Description of the task » Output every line of the material exactly, omitting images.

━━━━━ Extracted information

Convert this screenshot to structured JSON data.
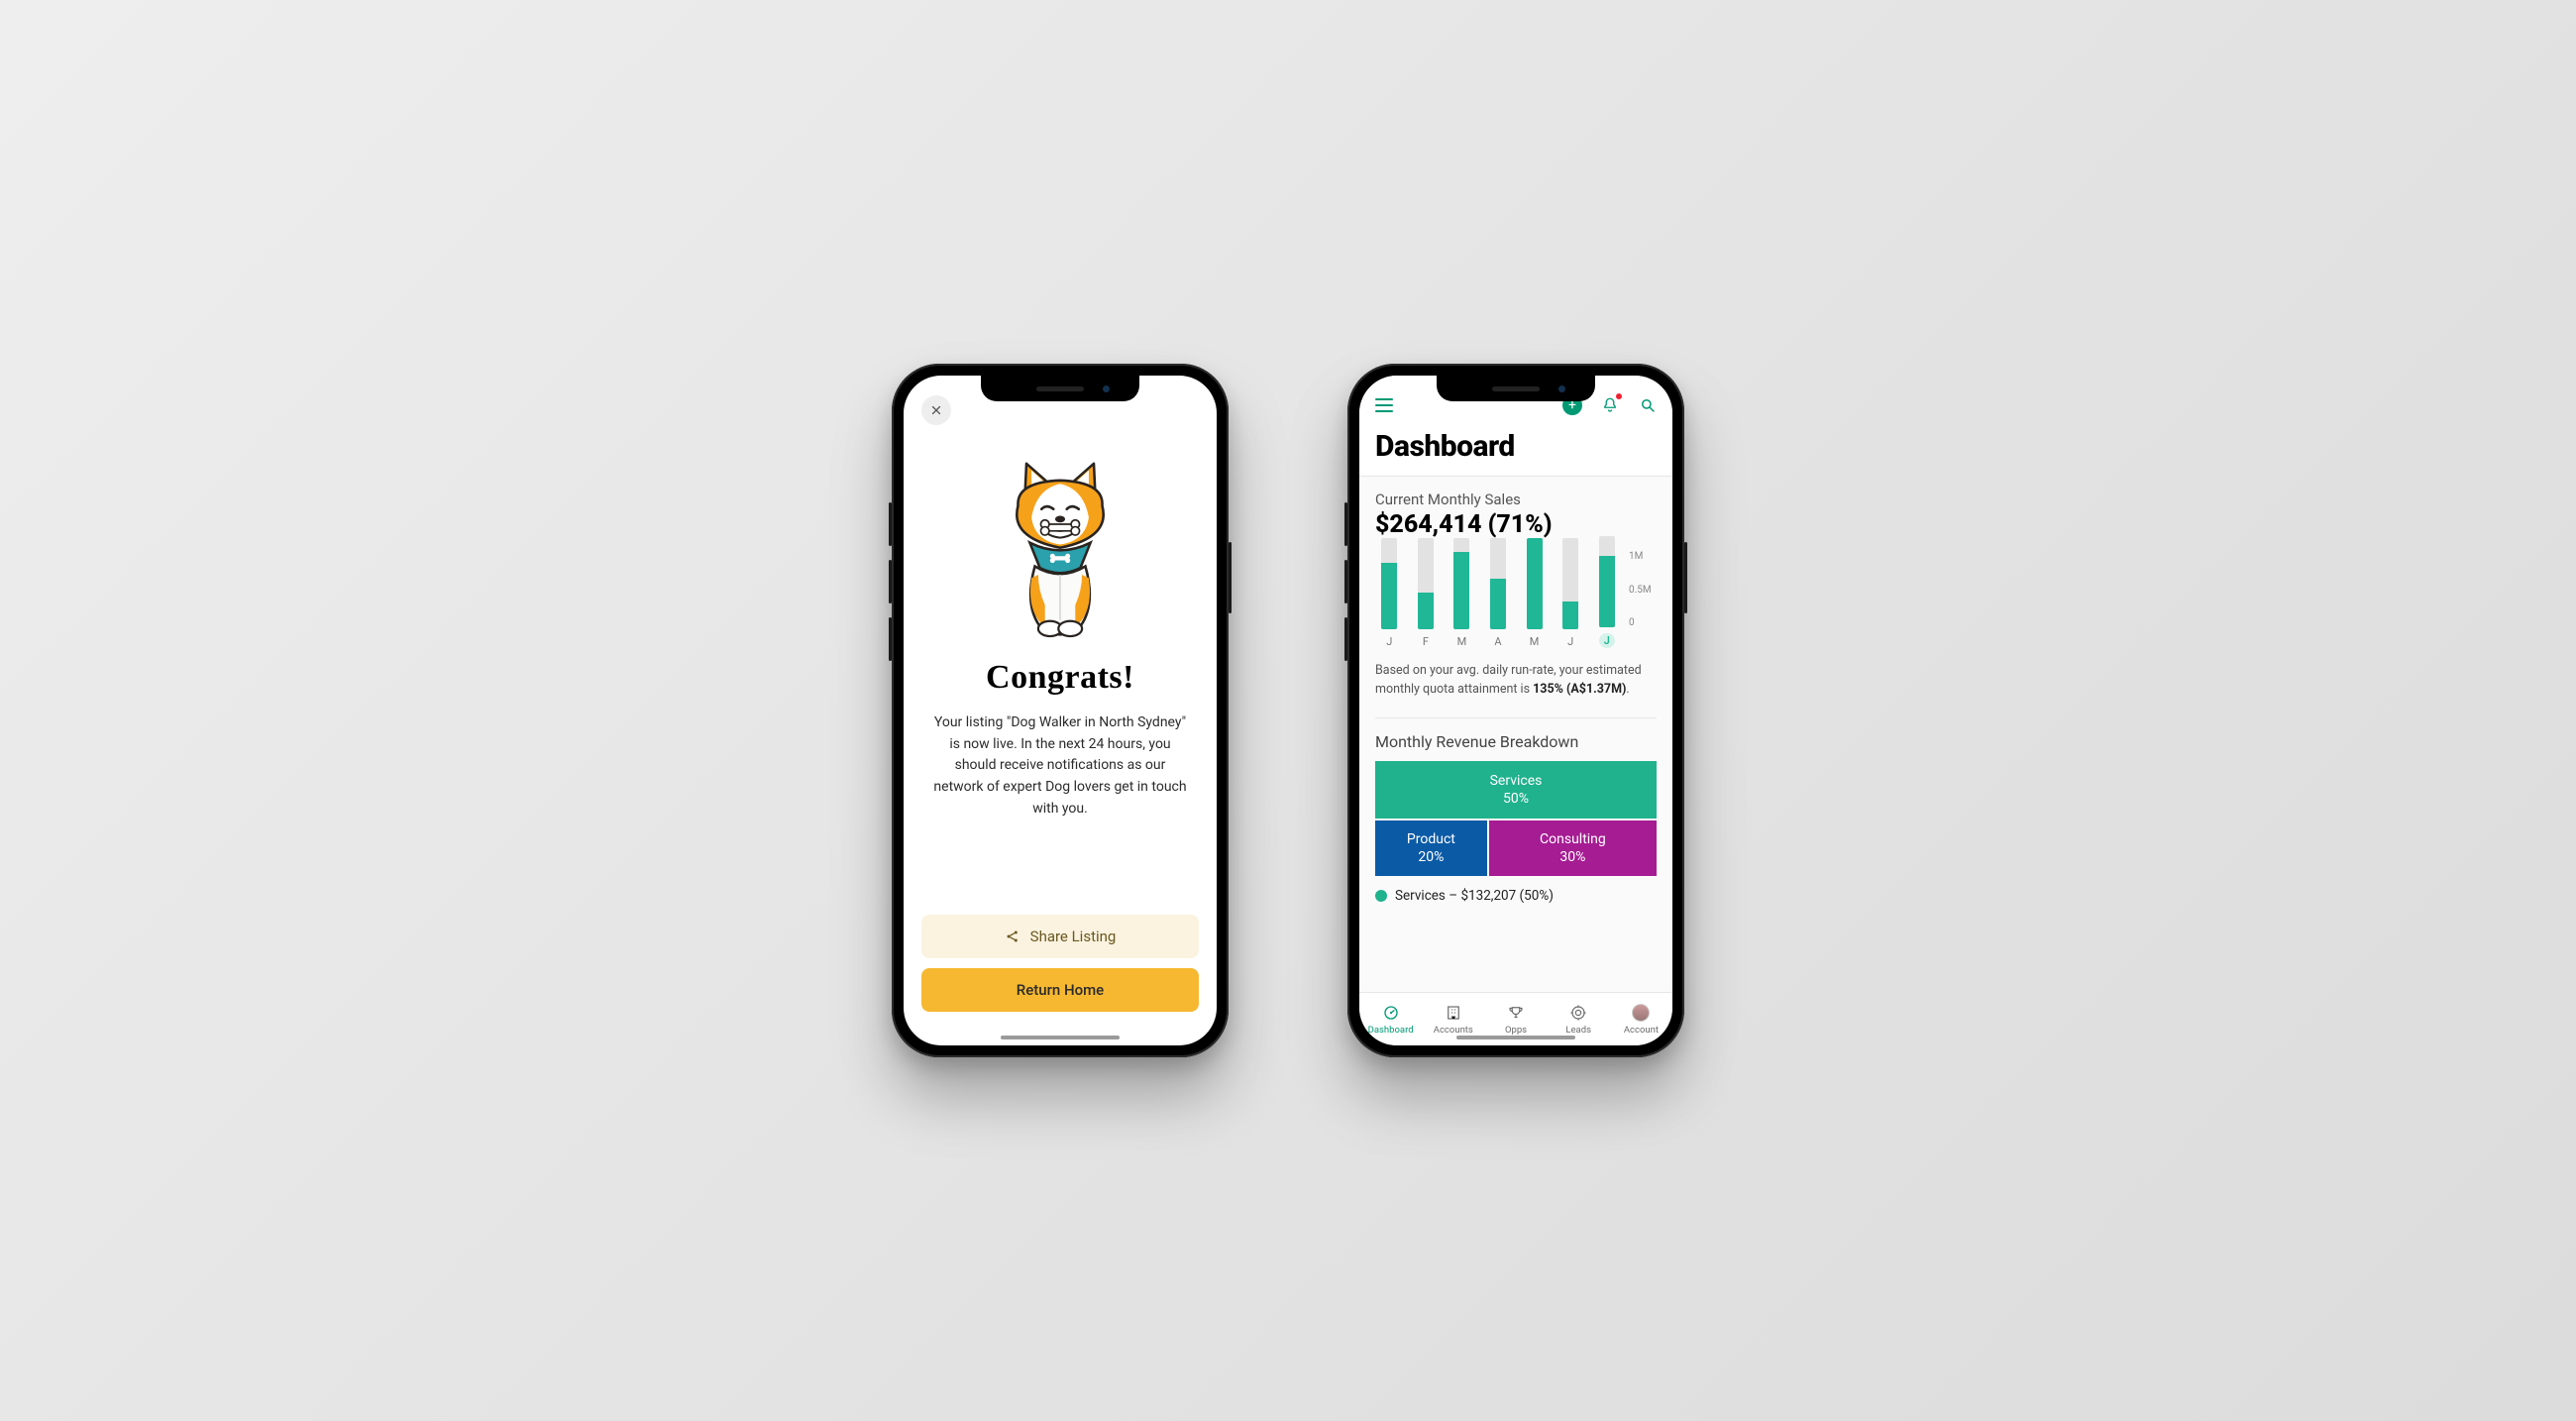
{
  "phone1": {
    "close_aria": "Close",
    "title": "Congrats!",
    "body": "Your listing \"Dog Walker in North Sydney\" is now live. In the next 24 hours, you should receive notifications as our network of expert Dog lovers get in touch with you.",
    "share_label": "Share Listing",
    "home_label": "Return Home"
  },
  "phone2": {
    "header": {
      "title": "Dashboard"
    },
    "sales": {
      "label": "Current Monthly Sales",
      "value": "$264,414 (71%)"
    },
    "runrate": {
      "prefix": "Based on your avg. daily run-rate, your estimated monthly quota attainment is ",
      "bold": "135% (A$1.37M)",
      "suffix": "."
    },
    "breakdown": {
      "title": "Monthly Revenue Breakdown",
      "services_label": "Services",
      "services_pct": "50%",
      "product_label": "Product",
      "product_pct": "20%",
      "consulting_label": "Consulting",
      "consulting_pct": "30%",
      "legend": "Services – $132,207 (50%)"
    },
    "tabs": {
      "dashboard": "Dashboard",
      "accounts": "Accounts",
      "opps": "Opps",
      "leads": "Leads",
      "account": "Account"
    },
    "yaxis": {
      "t0": "1M",
      "t1": "0.5M",
      "t2": "0"
    }
  },
  "chart_data": {
    "type": "bar",
    "categories": [
      "J",
      "F",
      "M",
      "A",
      "M",
      "J",
      "J"
    ],
    "values_million": [
      0.73,
      0.4,
      0.85,
      0.55,
      1.0,
      0.3,
      0.78
    ],
    "title": "Current Monthly Sales",
    "xlabel": "",
    "ylabel": "",
    "ylim": [
      0,
      1
    ],
    "y_ticks": [
      "0",
      "0.5M",
      "1M"
    ],
    "current_index": 6
  }
}
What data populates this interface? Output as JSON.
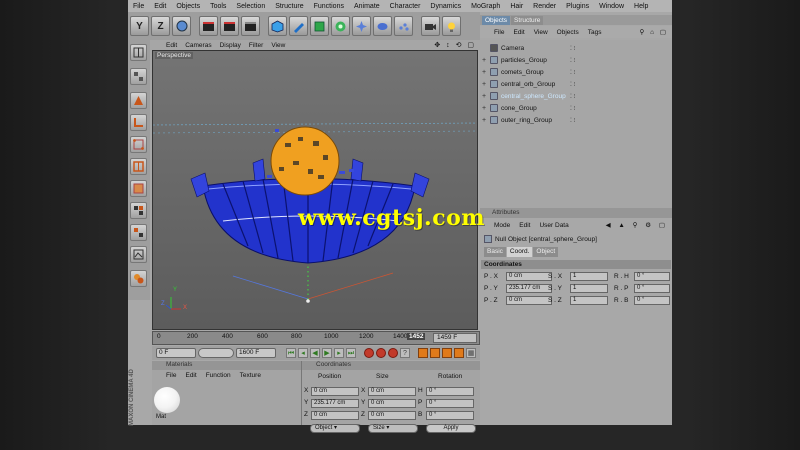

━━━━━━━━━━

Solution to the problem »
Convert this screenshot to structured JSON data.
{
  "phone1": {
    "close_aria": "Close",
    "title": "Congrats!",
    "body": "Your listing \"Dog Walker in North Sydney\" is now live. In the next 24 hours, you should receive notifications as our network of expert Dog lovers get in touch with you.",
    "share_label": "Share Listing",
    "home_label": "Return Home"
  },
  "phone2": {
    "header": {
      "title": "Dashboard"
    },
    "sales": {
      "label": "Current Monthly Sales",
      "value": "$264,414 (71%)"
    },
    "runrate": {
      "prefix": "Based on your avg. daily run-rate, your estimated monthly quota attainment is ",
      "bold": "135% (A$1.37M)",
      "suffix": "."
    },
    "breakdown": {
      "title": "Monthly Revenue Breakdown",
      "services_label": "Services",
      "services_pct": "50%",
      "product_label": "Product",
      "product_pct": "20%",
      "consulting_label": "Consulting",
      "consulting_pct": "30%",
      "legend": "Services – $132,207 (50%)"
    },
    "tabs": {
      "dashboard": "Dashboard",
      "accounts": "Accounts",
      "opps": "Opps",
      "leads": "Leads",
      "account": "Account"
    },
    "yaxis": {
      "t0": "1M",
      "t1": "0.5M",
      "t2": "0"
    }
  },
  "chart_data": {
    "type": "bar",
    "categories": [
      "J",
      "F",
      "M",
      "A",
      "M",
      "J",
      "J"
    ],
    "values_million": [
      0.73,
      0.4,
      0.85,
      0.55,
      1.0,
      0.3,
      0.78
    ],
    "title": "Current Monthly Sales",
    "xlabel": "",
    "ylabel": "",
    "ylim": [
      0,
      1
    ],
    "y_ticks": [
      "0",
      "0.5M",
      "1M"
    ],
    "current_index": 6
  }
}
What data populates this interface? Output as JSON.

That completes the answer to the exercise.